▸ **Exercise brief**
Print the entries that appear below, exactly as written and without their pictures.

------------

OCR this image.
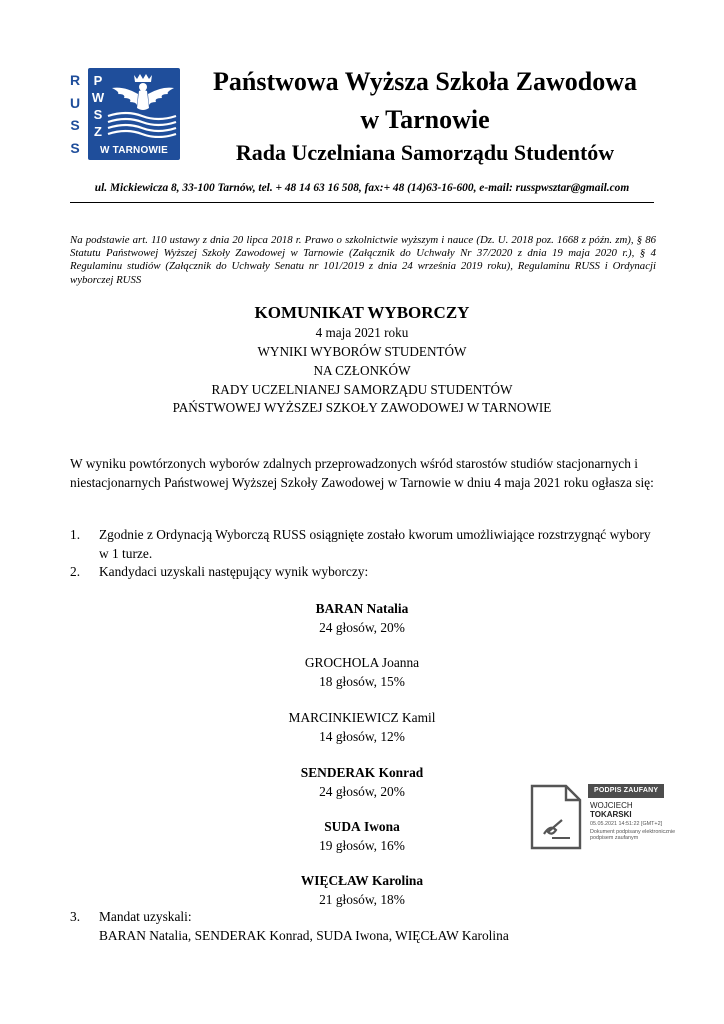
R
U
S
S
P
W
S
Z
W TARNOWIE
Państwowa Wyższa Szkoła Zawodowa
w Tarnowie
Rada Uczelniana Samorządu Studentów
ul. Mickiewicza 8, 33-100 Tarnów, tel. + 48 14 63 16 508, fax:+ 48 (14)63-16-600, e-mail: russpwsztar@gmail.com
Na podstawie art. 110 ustawy z dnia 20 lipca 2018 r. Prawo o szkolnictwie wyższym i nauce (Dz. U. 2018 poz. 1668 z późn. zm), § 86 Statutu Państwowej Wyższej Szkoły Zawodowej w Tarnowie (Załącznik do Uchwały Nr 37/2020 z dnia 19 maja 2020 r.), § 4 Regulaminu studiów (Załącznik do Uchwały Senatu nr 101/2019 z dnia 24 września 2019 roku), Regulaminu RUSS i Ordynacji wyborczej RUSS
KOMUNIKAT WYBORCZY
4 maja 2021 roku
WYNIKI WYBORÓW STUDENTÓW
NA CZŁONKÓW
RADY UCZELNIANEJ SAMORZĄDU STUDENTÓW
PAŃSTWOWEJ WYŻSZEJ SZKOŁY ZAWODOWEJ W TARNOWIE
W wyniku powtórzonych wyborów zdalnych przeprowadzonych wśród starostów studiów stacjonarnych i niestacjonarnych Państwowej Wyższej Szkoły Zawodowej w Tarnowie w dniu 4 maja 2021 roku ogłasza się:
1. Zgodnie z Ordynacją Wyborczą RUSS osiągnięte zostało kworum umożliwiające rozstrzygnąć wybory w 1 turze.
2. Kandydaci uzyskali następujący wynik wyborczy:
BARAN Natalia
24 głosów, 20%
GROCHOLA Joanna
18 głosów, 15%
MARCINKIEWICZ Kamil
14 głosów, 12%
SENDERAK Konrad
24 głosów, 20%
SUDA Iwona
19 głosów, 16%
WIĘCŁAW Karolina
21 głosów, 18%
3. Mandat uzyskali:
BARAN Natalia, SENDERAK Konrad, SUDA Iwona, WIĘCŁAW Karolina
PODPIS ZAUFANY
WOJCIECH
TOKARSKI
05.05.2021 14:51:22 [GMT+2]
Dokument podpisany elektronicznie podpisem zaufanym
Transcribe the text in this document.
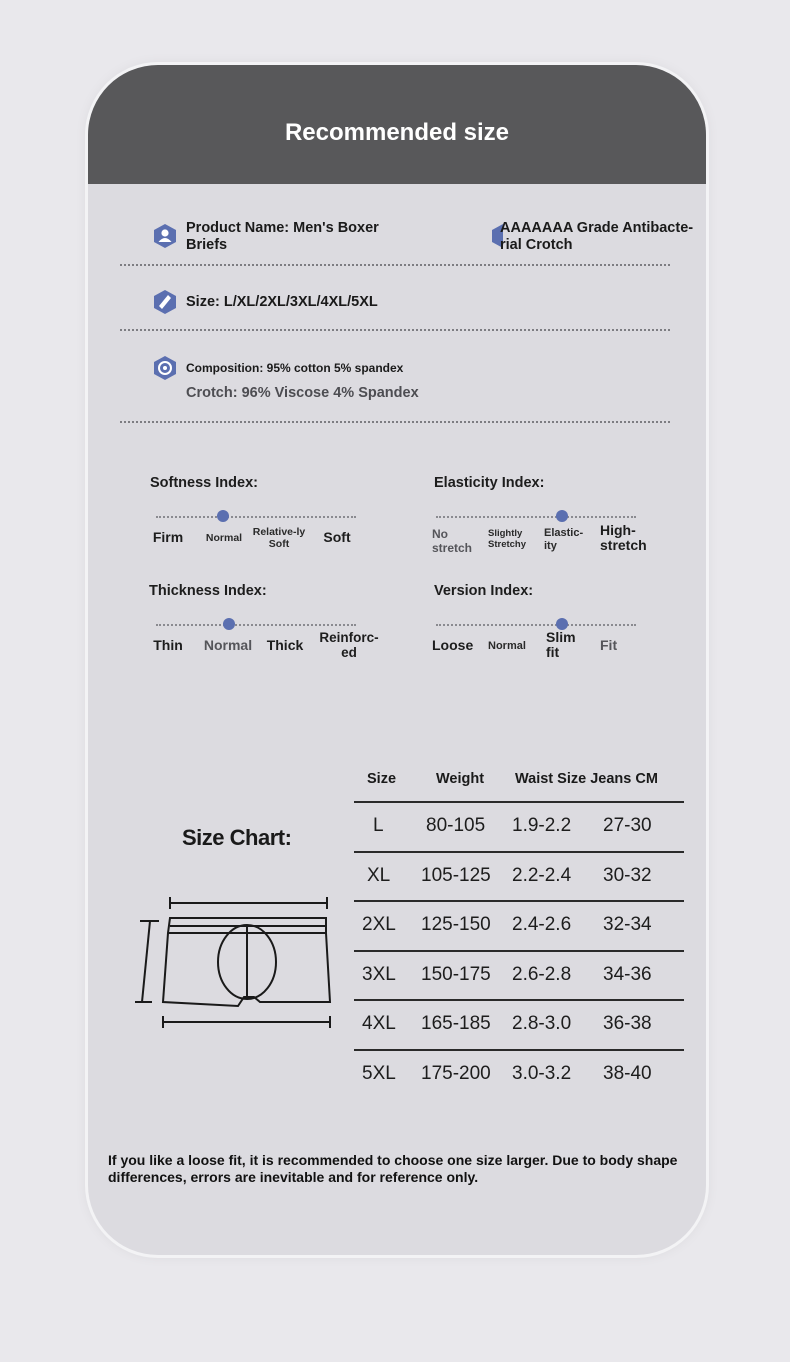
Recommended size
Product Name: Men's Boxer Briefs
AAAAAAA Grade Antibacte-rial Crotch
Size: L/XL/2XL/3XL/4XL/5XL
Composition: 95% cotton 5% spandex
Crotch: 96% Viscose 4% Spandex
Softness Index:
Firm	Normal	Relative-ly Soft	Soft
Elasticity Index:
No stretch
Slightly Stretchy
Elastic-ity
High-stretch
Thickness Index:
Thin	Normal	Thick	Reinforc-ed
Version Index:
Loose	Normal
Slim fit	Fit
Size Chart:
Size	Weight Waist Size Jeans CM
L 80-105 1.9-2.2 27-30
XL 105-125 2.2-2.4 30-32
2XL 125-150 2.4-2.6 32-34
3XL 150-175 2.6-2.8 34-36
4XL 165-185 2.8-3.0 36-38
5XL 175-200 3.0-3.2 38-40
If you like a loose fit, it is recommended to choose one size larger. Due to body shape differences, errors are inevitable and for reference only.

------------

▸ **Response for this exercise**
OCR this image.
R
U
S
S
P
W
S
Z
W TARNOWIE
Państwowa Wyższa Szkoła Zawodowa
w Tarnowie
Rada Uczelniana Samorządu Studentów
ul. Mickiewicza 8, 33-100 Tarnów, tel. + 48 14 63 16 508, fax:+ 48 (14)63-16-600, e-mail: russpwsztar@gmail.com
Na podstawie art. 110 ustawy z dnia 20 lipca 2018 r. Prawo o szkolnictwie wyższym i nauce (Dz. U. 2018 poz. 1668 z późn. zm), § 86 Statutu Państwowej Wyższej Szkoły Zawodowej w Tarnowie (Załącznik do Uchwały Nr 37/2020 z dnia 19 maja 2020 r.), § 4 Regulaminu studiów (Załącznik do Uchwały Senatu nr 101/2019 z dnia 24 września 2019 roku), Regulaminu RUSS i Ordynacji wyborczej RUSS
KOMUNIKAT WYBORCZY
4 maja 2021 roku
WYNIKI WYBORÓW STUDENTÓW
NA CZŁONKÓW
RADY UCZELNIANEJ SAMORZĄDU STUDENTÓW
PAŃSTWOWEJ WYŻSZEJ SZKOŁY ZAWODOWEJ W TARNOWIE
W wyniku powtórzonych wyborów zdalnych przeprowadzonych wśród starostów studiów stacjonarnych i niestacjonarnych Państwowej Wyższej Szkoły Zawodowej w Tarnowie w dniu 4 maja 2021 roku ogłasza się:
1. Zgodnie z Ordynacją Wyborczą RUSS osiągnięte zostało kworum umożliwiające rozstrzygnąć wybory w 1 turze.
2. Kandydaci uzyskali następujący wynik wyborczy:
BARAN Natalia
24 głosów, 20%
GROCHOLA Joanna
18 głosów, 15%
MARCINKIEWICZ Kamil
14 głosów, 12%
SENDERAK Konrad
24 głosów, 20%
SUDA Iwona
19 głosów, 16%
WIĘCŁAW Karolina
21 głosów, 18%
3. Mandat uzyskali:
BARAN Natalia, SENDERAK Konrad, SUDA Iwona, WIĘCŁAW Karolina
PODPIS ZAUFANY
WOJCIECH
TOKARSKI
05.05.2021 14:51:22 [GMT+2]
Dokument podpisany elektronicznie podpisem zaufanym
Transcribe the text in this document.
Recommended size
Product Name: Men's Boxer Briefs
AAAAAAA Grade Antibacte-rial Crotch
Size: L/XL/2XL/3XL/4XL/5XL
Composition: 95% cotton 5% spandex
Crotch: 96% Viscose 4% Spandex
Softness Index:
Firm	Normal	Relative-ly Soft	Soft
Elasticity Index:
No stretch
Slightly Stretchy
Elastic-ity
High-stretch
Thickness Index:
Thin	Normal	Thick	Reinforc-ed
Version Index:
Loose	Normal
Slim fit	Fit
Size Chart:
Size	Weight Waist Size Jeans CM
L 80-105 1.9-2.2 27-30
XL 105-125 2.2-2.4 30-32
2XL 125-150 2.4-2.6 32-34
3XL 150-175 2.6-2.8 34-36
4XL 165-185 2.8-3.0 36-38
5XL 175-200 3.0-3.2 38-40
If you like a loose fit, it is recommended to choose one size larger. Due to body shape differences, errors are inevitable and for reference only.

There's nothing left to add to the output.